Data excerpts
================================
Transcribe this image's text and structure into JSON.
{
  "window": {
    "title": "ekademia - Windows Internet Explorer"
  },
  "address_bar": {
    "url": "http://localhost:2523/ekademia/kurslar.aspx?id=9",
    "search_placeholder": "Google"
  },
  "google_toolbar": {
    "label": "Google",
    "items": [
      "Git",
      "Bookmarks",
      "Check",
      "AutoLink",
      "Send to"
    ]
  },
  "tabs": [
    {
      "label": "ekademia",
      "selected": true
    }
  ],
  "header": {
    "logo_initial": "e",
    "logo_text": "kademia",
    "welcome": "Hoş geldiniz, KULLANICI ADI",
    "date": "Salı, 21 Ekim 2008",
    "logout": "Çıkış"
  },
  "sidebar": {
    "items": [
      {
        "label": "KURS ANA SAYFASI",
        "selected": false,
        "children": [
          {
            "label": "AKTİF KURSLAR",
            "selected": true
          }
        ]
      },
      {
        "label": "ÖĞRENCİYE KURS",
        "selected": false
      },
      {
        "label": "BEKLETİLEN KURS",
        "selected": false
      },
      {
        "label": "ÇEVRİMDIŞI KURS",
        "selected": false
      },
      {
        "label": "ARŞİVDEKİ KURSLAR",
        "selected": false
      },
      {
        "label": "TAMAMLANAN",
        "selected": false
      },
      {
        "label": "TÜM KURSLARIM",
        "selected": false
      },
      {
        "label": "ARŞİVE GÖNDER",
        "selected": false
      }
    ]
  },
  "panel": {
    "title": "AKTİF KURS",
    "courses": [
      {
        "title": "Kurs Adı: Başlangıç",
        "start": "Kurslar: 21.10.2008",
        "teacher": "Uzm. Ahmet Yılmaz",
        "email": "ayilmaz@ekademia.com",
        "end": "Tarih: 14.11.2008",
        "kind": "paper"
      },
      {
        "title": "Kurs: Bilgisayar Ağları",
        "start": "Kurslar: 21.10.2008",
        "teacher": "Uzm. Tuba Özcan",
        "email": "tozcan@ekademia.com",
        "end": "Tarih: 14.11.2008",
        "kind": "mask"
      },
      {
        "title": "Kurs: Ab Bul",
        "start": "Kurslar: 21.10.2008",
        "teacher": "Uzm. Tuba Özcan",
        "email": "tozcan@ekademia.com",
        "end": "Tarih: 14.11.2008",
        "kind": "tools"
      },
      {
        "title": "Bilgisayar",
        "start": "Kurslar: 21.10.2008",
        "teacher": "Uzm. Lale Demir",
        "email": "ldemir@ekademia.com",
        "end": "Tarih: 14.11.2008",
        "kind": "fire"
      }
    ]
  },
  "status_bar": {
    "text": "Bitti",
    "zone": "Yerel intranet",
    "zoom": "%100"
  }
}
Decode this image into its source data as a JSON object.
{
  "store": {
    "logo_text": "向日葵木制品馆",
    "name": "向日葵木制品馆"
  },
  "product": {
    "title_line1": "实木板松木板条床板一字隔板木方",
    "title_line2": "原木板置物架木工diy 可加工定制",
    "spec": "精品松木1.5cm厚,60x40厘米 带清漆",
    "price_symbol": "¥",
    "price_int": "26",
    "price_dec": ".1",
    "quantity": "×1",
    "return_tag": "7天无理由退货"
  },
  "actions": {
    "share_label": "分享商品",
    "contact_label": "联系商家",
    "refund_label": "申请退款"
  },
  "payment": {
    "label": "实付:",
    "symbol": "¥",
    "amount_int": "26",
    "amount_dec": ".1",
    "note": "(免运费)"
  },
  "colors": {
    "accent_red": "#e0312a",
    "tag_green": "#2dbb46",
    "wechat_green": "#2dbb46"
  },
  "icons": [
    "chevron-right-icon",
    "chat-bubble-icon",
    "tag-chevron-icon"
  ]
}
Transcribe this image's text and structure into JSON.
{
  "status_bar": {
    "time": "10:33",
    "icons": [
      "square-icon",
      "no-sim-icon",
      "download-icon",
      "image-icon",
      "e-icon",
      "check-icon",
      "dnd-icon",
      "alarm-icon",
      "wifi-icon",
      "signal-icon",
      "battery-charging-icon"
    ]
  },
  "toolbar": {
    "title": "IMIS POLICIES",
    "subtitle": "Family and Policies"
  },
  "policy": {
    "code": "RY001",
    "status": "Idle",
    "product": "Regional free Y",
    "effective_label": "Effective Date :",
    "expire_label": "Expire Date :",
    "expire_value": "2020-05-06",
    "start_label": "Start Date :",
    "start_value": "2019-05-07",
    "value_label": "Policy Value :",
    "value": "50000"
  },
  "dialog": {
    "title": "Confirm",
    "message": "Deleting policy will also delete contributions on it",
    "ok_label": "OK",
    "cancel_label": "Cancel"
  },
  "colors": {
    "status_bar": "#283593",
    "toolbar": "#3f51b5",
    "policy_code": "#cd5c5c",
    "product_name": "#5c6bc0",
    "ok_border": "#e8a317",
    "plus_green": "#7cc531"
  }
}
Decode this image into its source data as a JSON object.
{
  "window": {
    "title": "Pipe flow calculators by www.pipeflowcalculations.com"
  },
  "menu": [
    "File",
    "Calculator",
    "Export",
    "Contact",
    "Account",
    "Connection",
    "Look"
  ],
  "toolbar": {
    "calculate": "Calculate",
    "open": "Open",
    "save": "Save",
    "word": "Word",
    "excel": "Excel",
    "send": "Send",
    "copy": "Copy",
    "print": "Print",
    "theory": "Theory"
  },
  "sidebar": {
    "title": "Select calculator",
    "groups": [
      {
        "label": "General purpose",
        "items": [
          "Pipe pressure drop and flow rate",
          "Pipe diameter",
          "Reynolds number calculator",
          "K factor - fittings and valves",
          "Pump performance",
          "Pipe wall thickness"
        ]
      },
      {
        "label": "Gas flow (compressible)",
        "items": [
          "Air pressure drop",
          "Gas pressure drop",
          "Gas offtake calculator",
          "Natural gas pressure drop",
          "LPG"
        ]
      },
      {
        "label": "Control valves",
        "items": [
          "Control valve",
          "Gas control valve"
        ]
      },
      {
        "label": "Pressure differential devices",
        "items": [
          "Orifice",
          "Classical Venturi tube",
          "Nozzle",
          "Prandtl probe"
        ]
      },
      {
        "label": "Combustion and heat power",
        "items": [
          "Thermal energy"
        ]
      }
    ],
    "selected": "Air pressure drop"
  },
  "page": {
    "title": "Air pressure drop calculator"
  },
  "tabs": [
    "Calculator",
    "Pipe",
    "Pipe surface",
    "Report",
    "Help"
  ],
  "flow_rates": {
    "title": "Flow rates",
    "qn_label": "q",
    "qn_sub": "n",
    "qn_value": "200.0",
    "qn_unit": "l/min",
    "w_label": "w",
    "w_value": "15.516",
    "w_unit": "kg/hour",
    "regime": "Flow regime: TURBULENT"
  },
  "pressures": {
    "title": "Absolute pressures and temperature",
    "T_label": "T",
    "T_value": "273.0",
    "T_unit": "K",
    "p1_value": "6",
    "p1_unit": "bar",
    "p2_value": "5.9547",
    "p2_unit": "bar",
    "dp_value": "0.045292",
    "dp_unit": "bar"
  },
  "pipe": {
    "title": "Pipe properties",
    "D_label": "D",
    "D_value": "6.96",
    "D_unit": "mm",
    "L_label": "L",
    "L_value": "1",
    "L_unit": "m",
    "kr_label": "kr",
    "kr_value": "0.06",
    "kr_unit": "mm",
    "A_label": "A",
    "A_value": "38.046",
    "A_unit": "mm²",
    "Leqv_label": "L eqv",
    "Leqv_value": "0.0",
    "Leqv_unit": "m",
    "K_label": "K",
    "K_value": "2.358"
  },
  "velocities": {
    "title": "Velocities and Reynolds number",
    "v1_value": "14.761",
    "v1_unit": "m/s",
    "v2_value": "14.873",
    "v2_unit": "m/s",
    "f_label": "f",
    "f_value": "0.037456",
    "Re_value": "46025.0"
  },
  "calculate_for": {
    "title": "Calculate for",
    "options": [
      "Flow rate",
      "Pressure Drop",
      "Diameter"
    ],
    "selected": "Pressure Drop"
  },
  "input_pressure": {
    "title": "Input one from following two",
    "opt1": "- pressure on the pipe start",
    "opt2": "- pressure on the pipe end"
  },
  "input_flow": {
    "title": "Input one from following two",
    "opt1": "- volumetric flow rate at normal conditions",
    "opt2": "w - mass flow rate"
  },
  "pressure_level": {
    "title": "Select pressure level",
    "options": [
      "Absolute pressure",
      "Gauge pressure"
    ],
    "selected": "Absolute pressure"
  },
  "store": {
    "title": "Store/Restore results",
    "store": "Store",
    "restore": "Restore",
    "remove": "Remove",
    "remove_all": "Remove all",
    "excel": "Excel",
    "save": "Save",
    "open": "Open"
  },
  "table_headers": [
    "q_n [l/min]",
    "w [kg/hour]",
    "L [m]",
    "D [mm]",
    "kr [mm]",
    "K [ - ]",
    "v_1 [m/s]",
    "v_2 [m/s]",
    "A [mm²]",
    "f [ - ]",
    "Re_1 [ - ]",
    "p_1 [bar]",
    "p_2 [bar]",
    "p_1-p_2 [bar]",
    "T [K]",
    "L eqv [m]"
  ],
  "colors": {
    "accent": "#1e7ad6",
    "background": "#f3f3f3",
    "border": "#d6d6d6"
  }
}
================================
### Written task
Tell how many lines of the data include the word "Remove", and nothing else.

### Answer in full
2